What the task requires:
Filter the entries below down to the lines that hold "efficiency".

Saved entries:
# # #

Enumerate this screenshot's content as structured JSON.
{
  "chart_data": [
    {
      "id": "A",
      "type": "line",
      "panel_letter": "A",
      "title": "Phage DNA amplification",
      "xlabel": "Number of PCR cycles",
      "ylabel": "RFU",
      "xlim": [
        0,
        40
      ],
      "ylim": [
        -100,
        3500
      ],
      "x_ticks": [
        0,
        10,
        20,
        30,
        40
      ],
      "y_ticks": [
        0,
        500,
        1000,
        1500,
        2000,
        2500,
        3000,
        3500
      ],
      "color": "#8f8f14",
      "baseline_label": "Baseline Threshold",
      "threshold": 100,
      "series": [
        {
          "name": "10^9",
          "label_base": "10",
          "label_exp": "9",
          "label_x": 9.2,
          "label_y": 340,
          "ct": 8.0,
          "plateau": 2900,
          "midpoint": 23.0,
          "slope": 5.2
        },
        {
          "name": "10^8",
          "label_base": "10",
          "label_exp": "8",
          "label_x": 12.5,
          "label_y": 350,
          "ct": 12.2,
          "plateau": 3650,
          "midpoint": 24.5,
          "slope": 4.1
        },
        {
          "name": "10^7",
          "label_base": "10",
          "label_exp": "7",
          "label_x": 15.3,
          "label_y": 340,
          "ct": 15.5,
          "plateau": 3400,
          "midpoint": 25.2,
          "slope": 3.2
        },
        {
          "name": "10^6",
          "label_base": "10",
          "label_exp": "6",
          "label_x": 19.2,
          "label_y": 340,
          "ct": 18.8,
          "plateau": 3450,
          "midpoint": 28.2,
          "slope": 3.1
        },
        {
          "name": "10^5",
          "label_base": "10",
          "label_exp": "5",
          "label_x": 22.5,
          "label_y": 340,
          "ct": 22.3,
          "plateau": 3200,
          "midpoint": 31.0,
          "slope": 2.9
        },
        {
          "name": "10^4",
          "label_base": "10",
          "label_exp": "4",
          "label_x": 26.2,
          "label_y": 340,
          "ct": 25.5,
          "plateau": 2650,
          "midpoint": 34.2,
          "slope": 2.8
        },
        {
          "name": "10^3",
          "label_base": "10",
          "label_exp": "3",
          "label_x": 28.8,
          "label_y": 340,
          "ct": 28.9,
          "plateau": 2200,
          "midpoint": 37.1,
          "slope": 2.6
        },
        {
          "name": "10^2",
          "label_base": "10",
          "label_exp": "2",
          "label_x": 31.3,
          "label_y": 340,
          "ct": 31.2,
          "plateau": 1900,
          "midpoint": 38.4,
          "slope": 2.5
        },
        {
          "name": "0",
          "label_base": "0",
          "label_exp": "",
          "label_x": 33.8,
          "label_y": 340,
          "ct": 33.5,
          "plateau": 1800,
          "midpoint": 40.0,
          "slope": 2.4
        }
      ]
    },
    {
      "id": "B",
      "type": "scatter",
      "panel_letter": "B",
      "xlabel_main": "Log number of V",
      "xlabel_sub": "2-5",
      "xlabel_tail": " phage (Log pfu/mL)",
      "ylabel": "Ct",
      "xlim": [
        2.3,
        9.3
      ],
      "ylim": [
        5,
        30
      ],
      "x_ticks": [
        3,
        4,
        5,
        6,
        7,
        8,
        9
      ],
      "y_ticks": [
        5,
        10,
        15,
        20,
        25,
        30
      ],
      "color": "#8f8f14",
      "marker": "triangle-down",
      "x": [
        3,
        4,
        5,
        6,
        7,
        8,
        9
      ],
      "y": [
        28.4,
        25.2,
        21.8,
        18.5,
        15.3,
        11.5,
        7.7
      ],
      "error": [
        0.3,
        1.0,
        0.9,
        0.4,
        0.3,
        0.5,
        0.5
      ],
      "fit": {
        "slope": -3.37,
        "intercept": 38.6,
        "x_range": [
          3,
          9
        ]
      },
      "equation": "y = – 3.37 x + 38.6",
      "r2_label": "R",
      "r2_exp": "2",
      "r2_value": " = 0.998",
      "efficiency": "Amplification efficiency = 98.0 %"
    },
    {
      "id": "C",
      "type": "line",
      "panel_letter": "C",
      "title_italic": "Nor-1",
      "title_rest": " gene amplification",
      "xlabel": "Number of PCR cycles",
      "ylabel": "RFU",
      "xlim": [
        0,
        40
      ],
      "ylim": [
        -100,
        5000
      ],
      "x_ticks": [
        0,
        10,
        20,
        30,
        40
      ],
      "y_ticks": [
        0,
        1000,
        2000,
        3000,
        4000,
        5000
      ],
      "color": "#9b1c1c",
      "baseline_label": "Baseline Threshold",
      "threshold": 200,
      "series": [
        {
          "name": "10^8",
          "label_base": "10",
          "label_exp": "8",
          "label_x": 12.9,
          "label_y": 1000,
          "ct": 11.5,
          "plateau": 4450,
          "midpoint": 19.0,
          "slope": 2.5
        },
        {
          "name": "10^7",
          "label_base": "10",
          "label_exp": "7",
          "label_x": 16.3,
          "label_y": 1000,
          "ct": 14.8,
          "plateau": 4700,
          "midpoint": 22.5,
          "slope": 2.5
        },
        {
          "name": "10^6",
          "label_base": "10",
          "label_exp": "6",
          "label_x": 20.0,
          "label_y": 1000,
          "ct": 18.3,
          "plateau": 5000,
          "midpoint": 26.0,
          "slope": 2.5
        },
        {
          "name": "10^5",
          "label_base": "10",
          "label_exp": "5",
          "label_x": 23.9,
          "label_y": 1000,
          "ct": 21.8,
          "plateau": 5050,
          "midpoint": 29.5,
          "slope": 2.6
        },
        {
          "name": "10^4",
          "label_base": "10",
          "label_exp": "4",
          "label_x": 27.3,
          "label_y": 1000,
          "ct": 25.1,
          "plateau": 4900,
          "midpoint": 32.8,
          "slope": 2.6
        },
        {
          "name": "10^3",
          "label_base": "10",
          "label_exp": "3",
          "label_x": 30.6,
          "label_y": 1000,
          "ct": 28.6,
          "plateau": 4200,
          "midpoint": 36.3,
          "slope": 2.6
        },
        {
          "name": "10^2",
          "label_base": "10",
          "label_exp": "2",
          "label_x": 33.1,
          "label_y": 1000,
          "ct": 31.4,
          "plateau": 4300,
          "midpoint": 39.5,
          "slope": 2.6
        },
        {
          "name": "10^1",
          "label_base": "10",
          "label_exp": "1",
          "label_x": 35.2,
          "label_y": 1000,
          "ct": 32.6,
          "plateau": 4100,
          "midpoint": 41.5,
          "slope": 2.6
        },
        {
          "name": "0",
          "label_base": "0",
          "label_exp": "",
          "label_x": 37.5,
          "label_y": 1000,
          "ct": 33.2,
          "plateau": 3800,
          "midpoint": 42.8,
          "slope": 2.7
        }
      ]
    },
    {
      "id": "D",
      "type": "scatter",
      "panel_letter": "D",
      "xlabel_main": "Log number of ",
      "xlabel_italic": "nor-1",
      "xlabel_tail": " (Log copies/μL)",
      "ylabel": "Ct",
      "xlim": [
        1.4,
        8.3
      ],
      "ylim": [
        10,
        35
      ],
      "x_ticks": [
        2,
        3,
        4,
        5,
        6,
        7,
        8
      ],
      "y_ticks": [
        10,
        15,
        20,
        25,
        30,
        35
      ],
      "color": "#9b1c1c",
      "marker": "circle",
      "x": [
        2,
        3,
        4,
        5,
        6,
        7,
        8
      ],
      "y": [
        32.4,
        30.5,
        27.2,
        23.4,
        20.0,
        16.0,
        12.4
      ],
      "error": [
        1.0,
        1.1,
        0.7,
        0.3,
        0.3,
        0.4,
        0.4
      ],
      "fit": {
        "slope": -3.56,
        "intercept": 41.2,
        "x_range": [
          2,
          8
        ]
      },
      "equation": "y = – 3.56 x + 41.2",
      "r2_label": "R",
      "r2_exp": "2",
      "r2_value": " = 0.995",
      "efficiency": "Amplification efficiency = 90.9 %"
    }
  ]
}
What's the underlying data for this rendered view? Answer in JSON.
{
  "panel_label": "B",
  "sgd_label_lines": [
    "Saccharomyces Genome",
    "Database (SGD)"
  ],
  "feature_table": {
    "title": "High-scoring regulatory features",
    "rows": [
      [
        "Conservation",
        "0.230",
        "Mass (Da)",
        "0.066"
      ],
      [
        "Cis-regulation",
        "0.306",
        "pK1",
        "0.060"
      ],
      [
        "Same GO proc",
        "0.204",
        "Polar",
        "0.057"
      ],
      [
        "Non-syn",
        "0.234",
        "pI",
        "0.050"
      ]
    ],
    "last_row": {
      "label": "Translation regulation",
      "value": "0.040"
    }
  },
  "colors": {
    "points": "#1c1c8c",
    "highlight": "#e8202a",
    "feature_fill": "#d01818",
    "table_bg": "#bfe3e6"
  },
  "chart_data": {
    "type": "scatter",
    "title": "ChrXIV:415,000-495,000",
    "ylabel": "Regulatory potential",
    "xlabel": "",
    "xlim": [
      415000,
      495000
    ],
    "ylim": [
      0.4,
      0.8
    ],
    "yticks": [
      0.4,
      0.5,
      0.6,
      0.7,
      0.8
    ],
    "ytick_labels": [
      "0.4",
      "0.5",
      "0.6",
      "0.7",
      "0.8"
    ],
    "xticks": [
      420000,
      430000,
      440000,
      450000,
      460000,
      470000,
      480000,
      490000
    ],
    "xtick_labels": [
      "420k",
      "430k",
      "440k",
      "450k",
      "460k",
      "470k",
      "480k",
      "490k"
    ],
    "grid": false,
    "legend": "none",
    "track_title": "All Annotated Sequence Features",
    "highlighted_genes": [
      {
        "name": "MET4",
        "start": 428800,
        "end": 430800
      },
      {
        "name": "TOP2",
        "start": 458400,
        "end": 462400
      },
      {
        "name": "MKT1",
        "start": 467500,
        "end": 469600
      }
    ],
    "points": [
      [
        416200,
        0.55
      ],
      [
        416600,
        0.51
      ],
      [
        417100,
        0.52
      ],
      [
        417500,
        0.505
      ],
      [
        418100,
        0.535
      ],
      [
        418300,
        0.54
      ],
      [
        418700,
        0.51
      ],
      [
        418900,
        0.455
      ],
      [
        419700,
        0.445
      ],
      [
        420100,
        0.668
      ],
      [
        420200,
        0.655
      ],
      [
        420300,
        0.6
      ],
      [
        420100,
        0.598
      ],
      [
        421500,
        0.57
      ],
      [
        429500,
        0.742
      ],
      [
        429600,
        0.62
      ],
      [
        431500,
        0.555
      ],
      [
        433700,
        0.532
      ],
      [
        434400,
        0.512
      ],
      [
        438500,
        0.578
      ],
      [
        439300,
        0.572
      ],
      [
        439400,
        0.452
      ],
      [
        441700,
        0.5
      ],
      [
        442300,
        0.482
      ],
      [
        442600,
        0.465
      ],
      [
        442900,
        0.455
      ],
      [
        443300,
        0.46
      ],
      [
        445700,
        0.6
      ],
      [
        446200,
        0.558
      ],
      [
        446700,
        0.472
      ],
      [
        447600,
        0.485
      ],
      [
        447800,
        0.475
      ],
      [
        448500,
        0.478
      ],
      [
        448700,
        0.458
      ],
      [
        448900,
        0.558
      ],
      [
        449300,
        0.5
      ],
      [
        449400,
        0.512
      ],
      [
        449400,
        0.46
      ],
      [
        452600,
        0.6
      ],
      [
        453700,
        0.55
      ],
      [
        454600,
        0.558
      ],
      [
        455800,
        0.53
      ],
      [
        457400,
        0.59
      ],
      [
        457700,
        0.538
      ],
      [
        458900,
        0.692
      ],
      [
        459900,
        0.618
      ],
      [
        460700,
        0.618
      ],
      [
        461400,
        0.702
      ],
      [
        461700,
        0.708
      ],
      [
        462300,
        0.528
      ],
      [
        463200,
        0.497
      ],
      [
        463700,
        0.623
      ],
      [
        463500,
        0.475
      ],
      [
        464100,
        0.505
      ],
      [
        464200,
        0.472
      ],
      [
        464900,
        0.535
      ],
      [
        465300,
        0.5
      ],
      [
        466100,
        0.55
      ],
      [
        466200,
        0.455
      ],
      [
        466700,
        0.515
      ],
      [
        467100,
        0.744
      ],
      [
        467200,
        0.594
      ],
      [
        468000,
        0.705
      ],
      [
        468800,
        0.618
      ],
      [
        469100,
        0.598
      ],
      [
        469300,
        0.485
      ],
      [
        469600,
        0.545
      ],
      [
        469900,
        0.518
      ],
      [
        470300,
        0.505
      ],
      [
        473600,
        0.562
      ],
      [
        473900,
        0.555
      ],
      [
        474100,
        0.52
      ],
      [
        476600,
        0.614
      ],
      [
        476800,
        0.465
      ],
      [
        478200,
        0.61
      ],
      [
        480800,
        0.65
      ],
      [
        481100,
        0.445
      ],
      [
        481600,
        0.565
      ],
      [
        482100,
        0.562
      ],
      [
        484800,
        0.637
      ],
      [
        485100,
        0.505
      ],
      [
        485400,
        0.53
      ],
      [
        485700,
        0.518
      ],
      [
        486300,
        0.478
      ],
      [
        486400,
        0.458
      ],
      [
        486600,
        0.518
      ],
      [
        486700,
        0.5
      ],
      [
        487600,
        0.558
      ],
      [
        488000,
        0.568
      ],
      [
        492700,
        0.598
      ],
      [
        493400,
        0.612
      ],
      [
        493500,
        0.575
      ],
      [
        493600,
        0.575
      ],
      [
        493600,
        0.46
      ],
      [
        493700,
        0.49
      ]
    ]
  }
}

# # #

Output for this exercise:
      "efficiency": "Amplification efficiency = 98.0 %"
      "efficiency": "Amplification efficiency = 90.9 %"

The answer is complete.